[Saved entries]
╭──
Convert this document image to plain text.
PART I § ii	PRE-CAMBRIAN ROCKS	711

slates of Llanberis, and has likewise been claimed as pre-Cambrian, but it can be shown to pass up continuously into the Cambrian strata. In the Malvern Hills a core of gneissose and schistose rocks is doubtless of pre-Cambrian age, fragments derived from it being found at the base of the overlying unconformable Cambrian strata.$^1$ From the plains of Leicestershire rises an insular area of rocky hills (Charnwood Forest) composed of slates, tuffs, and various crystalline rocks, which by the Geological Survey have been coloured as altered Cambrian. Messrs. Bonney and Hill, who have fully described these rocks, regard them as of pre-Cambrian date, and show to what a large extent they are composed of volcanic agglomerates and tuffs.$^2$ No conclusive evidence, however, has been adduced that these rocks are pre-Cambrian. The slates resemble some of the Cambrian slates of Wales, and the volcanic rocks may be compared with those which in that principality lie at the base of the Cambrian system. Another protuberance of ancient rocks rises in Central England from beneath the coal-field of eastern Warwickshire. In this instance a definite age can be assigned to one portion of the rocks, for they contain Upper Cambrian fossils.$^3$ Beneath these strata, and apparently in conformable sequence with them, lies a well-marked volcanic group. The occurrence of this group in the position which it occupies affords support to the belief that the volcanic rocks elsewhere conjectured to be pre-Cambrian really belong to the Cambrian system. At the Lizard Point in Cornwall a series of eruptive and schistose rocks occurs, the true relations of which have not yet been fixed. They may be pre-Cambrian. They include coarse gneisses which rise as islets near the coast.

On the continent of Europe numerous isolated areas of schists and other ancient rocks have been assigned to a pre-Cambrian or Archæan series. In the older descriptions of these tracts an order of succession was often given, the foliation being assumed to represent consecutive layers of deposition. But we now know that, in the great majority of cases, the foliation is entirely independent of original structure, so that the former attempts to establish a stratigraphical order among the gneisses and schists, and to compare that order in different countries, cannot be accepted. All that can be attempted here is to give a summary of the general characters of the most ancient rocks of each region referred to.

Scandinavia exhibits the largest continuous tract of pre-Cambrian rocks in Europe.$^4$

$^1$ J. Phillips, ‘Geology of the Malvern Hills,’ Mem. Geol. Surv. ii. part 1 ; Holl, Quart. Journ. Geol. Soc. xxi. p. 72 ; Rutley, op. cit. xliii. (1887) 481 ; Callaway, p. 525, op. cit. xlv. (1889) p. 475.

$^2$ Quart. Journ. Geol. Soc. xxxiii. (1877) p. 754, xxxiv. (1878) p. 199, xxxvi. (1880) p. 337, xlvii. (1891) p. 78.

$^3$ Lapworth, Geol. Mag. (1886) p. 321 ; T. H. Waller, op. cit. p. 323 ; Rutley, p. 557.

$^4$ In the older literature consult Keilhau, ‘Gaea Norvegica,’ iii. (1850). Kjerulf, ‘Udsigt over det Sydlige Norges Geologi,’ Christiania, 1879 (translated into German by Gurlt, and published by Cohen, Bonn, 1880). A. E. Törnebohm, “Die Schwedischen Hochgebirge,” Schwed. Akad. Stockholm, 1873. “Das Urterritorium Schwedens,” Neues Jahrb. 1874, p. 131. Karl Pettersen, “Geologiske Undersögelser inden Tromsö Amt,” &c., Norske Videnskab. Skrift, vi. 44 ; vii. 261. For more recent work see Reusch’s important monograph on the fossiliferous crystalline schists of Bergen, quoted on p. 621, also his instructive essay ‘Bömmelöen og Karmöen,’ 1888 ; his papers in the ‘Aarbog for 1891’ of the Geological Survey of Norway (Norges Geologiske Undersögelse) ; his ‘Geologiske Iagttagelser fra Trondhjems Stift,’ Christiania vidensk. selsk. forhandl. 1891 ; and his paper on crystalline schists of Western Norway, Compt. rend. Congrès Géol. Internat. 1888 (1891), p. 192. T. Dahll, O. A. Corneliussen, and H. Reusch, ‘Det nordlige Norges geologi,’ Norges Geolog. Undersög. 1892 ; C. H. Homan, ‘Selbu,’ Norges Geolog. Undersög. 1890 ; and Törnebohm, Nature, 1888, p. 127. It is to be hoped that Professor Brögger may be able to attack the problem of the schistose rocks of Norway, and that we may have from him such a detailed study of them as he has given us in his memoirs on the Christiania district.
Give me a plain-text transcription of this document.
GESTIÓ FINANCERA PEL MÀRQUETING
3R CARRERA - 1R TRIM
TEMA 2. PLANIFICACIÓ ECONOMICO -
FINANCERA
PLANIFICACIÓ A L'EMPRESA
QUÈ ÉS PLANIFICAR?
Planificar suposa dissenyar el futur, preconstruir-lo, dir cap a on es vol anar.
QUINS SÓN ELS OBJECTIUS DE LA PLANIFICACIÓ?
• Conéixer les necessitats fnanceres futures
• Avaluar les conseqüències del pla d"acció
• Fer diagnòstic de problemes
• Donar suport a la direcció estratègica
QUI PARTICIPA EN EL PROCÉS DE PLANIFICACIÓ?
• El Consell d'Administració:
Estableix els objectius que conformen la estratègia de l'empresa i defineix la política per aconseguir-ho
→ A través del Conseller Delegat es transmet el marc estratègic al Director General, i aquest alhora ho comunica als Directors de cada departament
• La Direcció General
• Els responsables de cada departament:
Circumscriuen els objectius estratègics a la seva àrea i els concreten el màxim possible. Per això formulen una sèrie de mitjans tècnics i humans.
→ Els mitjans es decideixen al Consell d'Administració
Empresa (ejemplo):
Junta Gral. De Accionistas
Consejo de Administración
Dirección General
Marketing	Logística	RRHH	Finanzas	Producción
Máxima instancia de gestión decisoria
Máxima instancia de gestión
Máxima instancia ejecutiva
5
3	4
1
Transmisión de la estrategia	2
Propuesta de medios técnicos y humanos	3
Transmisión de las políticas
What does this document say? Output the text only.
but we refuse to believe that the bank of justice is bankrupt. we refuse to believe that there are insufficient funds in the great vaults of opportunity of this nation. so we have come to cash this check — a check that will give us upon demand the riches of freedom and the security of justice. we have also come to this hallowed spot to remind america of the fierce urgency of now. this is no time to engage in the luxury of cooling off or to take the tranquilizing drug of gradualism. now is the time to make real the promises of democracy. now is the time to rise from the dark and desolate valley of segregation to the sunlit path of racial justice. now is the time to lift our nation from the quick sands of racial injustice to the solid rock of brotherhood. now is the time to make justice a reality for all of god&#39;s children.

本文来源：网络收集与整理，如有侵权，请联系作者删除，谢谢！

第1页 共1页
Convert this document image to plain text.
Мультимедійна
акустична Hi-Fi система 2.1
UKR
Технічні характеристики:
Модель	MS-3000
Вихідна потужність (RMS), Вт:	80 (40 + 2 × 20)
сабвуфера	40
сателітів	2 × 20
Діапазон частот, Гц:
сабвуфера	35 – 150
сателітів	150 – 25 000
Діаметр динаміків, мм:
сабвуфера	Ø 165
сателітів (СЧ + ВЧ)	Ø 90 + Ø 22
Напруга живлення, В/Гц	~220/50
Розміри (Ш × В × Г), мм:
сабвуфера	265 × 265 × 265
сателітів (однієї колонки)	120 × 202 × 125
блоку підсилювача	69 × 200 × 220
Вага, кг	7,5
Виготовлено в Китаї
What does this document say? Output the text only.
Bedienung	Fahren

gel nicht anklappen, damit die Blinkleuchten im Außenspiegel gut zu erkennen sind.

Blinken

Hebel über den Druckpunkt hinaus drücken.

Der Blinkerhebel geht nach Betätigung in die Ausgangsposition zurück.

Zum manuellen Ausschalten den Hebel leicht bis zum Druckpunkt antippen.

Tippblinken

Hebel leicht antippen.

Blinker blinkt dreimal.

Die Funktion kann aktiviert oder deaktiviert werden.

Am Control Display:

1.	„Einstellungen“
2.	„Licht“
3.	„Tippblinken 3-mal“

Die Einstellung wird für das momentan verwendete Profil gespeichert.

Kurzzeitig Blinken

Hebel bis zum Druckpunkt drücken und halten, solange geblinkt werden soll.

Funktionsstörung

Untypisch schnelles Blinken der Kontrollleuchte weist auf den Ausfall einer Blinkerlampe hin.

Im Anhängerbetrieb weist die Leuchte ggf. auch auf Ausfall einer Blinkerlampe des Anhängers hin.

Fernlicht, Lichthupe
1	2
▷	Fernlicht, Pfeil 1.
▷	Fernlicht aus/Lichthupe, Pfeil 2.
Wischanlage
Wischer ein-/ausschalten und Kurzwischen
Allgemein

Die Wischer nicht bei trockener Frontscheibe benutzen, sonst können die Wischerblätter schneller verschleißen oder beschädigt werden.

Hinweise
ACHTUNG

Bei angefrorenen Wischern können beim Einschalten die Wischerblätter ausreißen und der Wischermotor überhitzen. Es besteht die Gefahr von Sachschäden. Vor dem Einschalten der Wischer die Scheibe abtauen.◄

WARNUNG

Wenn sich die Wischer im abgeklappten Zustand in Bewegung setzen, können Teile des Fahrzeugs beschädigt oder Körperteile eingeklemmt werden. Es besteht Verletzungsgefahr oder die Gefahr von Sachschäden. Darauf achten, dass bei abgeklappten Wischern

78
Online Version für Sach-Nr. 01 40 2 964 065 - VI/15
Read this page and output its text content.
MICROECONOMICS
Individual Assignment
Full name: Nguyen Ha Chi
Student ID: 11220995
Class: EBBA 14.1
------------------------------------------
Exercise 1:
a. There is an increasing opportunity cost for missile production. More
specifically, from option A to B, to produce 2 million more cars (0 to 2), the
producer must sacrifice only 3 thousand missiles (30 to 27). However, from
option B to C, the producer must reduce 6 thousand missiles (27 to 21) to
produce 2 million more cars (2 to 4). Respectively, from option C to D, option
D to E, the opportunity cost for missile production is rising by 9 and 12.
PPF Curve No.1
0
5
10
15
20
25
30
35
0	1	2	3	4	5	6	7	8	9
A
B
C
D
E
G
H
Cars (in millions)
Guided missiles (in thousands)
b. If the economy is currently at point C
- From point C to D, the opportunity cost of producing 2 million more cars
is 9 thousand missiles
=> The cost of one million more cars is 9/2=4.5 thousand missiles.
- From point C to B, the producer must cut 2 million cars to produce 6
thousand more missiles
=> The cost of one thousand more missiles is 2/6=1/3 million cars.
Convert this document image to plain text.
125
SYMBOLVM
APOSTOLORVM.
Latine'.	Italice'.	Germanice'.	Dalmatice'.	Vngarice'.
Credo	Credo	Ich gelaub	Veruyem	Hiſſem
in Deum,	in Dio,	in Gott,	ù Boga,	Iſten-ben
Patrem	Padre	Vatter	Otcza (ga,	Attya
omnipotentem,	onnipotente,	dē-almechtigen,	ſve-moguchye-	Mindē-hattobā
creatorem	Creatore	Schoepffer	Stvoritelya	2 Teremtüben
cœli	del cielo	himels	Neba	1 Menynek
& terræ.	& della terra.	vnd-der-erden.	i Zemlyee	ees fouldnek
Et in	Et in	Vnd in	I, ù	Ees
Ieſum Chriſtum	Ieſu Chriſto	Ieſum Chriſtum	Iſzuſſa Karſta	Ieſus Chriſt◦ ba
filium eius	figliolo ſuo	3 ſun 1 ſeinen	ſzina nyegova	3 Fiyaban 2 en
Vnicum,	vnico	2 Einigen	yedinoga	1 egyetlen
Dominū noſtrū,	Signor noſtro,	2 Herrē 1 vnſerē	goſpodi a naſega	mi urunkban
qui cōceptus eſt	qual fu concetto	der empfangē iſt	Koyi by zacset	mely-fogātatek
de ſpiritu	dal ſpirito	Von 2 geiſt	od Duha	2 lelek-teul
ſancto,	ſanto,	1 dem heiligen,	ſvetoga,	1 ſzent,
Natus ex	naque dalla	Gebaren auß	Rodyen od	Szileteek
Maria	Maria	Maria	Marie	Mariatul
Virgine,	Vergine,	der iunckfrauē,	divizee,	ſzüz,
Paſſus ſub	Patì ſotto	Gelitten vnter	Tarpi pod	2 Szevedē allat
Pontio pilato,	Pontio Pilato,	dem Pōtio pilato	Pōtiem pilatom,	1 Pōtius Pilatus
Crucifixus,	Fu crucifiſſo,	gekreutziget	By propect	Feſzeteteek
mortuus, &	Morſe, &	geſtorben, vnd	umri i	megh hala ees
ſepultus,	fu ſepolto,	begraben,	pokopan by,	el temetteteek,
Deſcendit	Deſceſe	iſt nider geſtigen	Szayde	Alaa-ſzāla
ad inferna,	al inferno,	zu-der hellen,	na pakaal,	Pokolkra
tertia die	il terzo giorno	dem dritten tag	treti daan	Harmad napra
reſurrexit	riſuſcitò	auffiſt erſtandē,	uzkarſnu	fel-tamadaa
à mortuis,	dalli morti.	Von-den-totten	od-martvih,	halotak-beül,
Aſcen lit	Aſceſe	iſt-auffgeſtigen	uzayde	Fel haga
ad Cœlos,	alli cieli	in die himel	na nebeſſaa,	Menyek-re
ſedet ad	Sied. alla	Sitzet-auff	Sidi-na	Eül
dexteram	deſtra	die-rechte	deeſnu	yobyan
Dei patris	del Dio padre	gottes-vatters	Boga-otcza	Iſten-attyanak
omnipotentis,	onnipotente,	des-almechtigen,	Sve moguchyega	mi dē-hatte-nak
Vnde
╰──
= Description of the task =
Copy out every line that includes the word "Máxima".

= Exercise response =
Máxima instancia de gestión decisoria
Máxima instancia de gestión
Máxima instancia ejecutiva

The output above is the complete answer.